### [Brief]
Determine how many lines in the entries below include "Announcement". The reply should be that number and nothing else.

..............................

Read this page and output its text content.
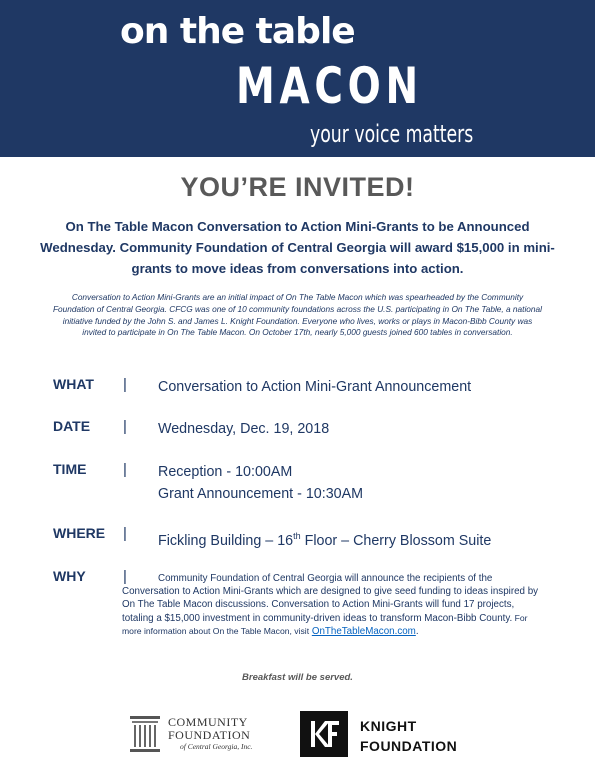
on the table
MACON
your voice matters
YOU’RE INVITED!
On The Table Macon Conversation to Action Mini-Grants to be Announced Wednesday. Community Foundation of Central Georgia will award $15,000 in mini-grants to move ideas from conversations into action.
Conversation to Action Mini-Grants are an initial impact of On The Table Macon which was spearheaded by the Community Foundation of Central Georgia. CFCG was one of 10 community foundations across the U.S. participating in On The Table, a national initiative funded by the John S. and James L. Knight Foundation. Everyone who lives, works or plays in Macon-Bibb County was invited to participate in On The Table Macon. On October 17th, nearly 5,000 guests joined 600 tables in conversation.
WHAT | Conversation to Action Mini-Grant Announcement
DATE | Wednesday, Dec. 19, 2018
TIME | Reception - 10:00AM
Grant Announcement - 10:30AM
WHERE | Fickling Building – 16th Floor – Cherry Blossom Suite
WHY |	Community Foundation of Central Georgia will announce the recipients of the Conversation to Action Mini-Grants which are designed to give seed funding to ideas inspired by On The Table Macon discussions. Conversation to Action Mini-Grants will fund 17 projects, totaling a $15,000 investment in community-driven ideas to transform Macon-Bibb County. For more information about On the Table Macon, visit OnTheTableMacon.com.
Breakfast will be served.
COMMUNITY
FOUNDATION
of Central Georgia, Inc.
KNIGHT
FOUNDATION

..............................

### [Exercise output]
2